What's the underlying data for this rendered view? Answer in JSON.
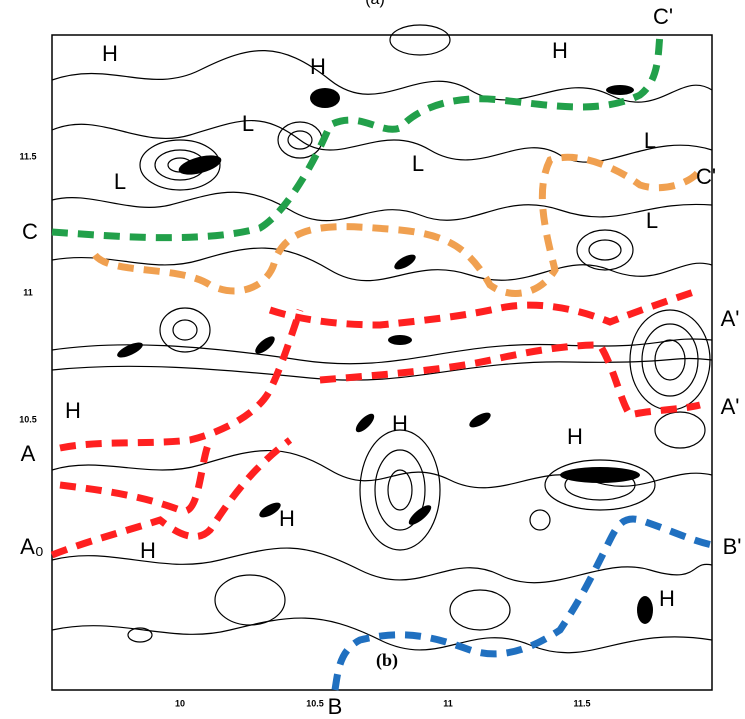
{
  "title": "(a)",
  "panel_label": "(b)",
  "axis": {
    "y_ticks": [
      "11.5",
      "11",
      "10.5"
    ],
    "x_ticks": [
      "10",
      "10.5",
      "11",
      "11.5"
    ]
  },
  "labels": {
    "highs": [
      "H",
      "H",
      "H",
      "H",
      "H",
      "H",
      "H",
      "H",
      "H"
    ],
    "lows": [
      "L",
      "L",
      "L",
      "L",
      "L"
    ],
    "sections": [
      "C",
      "C'",
      "C'",
      "A'",
      "A'",
      "A",
      "A₀",
      "B'",
      "B"
    ]
  }
}
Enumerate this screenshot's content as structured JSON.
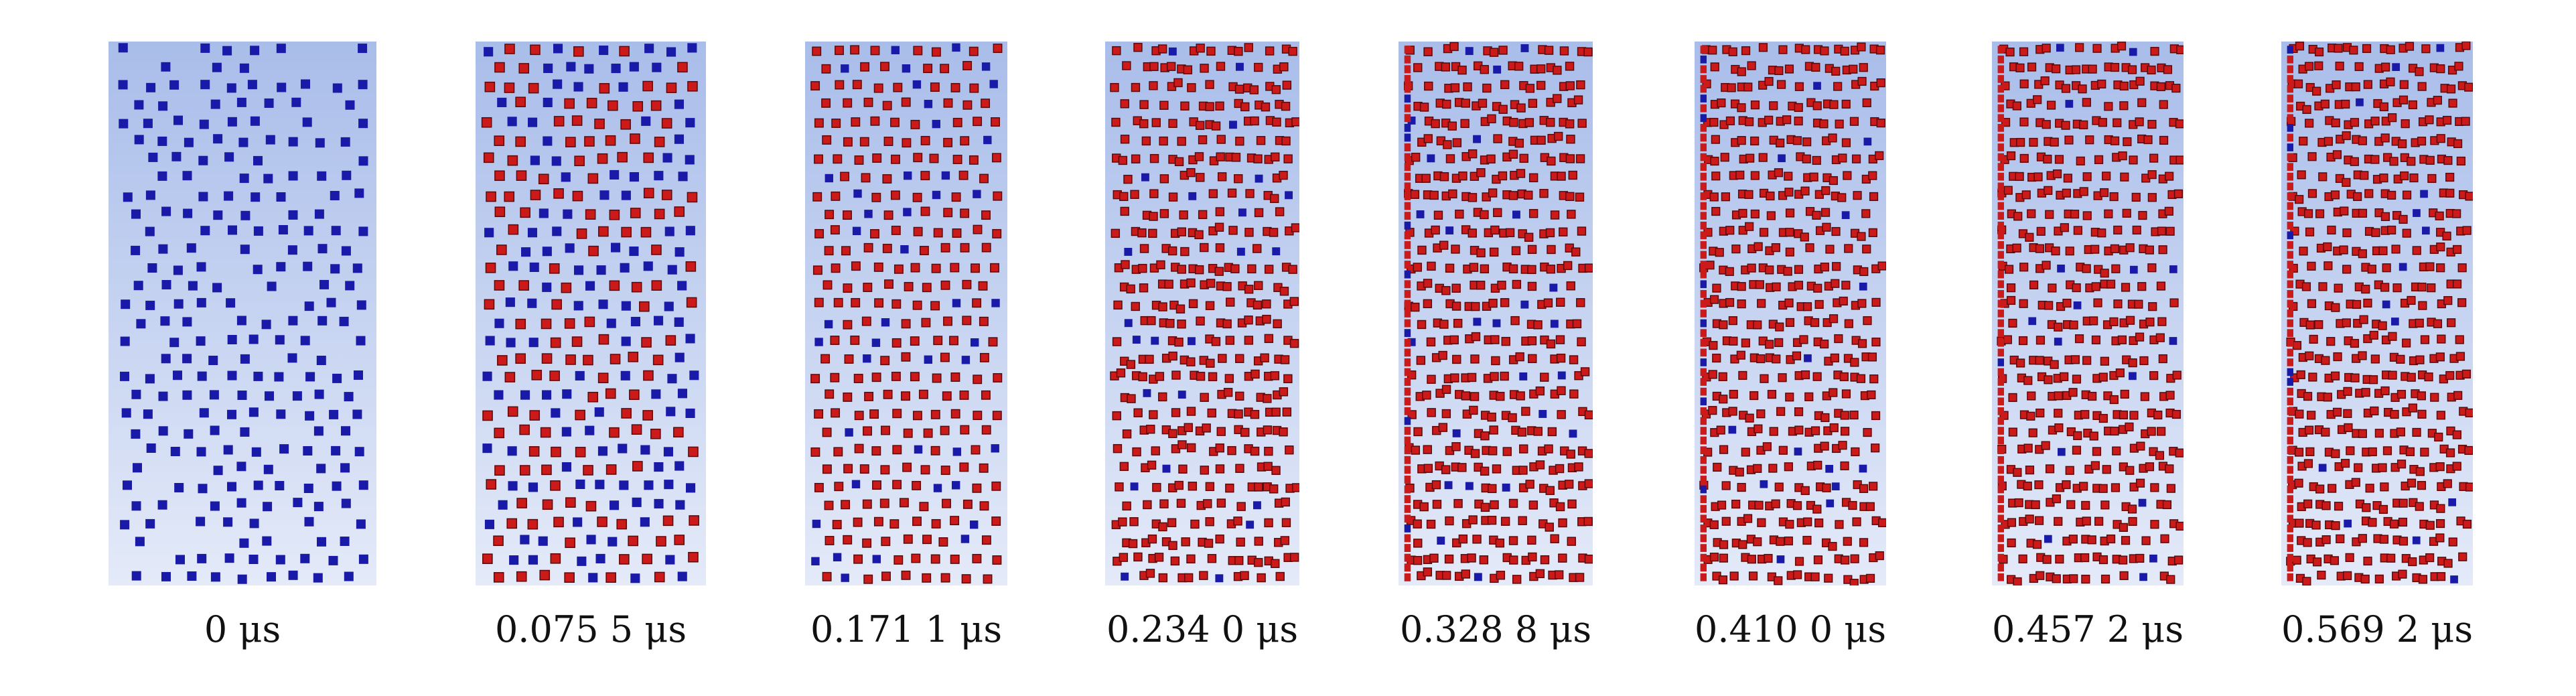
{
  "figure": {
    "colors": {
      "background_top": "#a9bdea",
      "background_bottom": "#e4eaf8",
      "particle_initial": "#1a1aa8",
      "particle_transformed": "#cc1a1a",
      "particle_outline": "#5a0a0a"
    },
    "panels": [
      {
        "time_label": "0 μs",
        "transformed_fraction": 0.0
      },
      {
        "time_label": "0.075 5 μs",
        "transformed_fraction": 0.58
      },
      {
        "time_label": "0.171 1 μs",
        "transformed_fraction": 0.85
      },
      {
        "time_label": "0.234 0 μs",
        "transformed_fraction": 0.9
      },
      {
        "time_label": "0.328 8 μs",
        "transformed_fraction": 0.92
      },
      {
        "time_label": "0.410 0 μs",
        "transformed_fraction": 0.93
      },
      {
        "time_label": "0.457 2 μs",
        "transformed_fraction": 0.94
      },
      {
        "time_label": "0.569 2 μs",
        "transformed_fraction": 0.94
      }
    ]
  }
}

━━━━━━━━━━

## PROBLEM DESCRIPTION
Extract from the data every line where "this" shows up.

## TASK SOLUTION
What's the underlying data for this rendered view? Answer in JSON.
Enumerate this screenshot's content as structured JSON.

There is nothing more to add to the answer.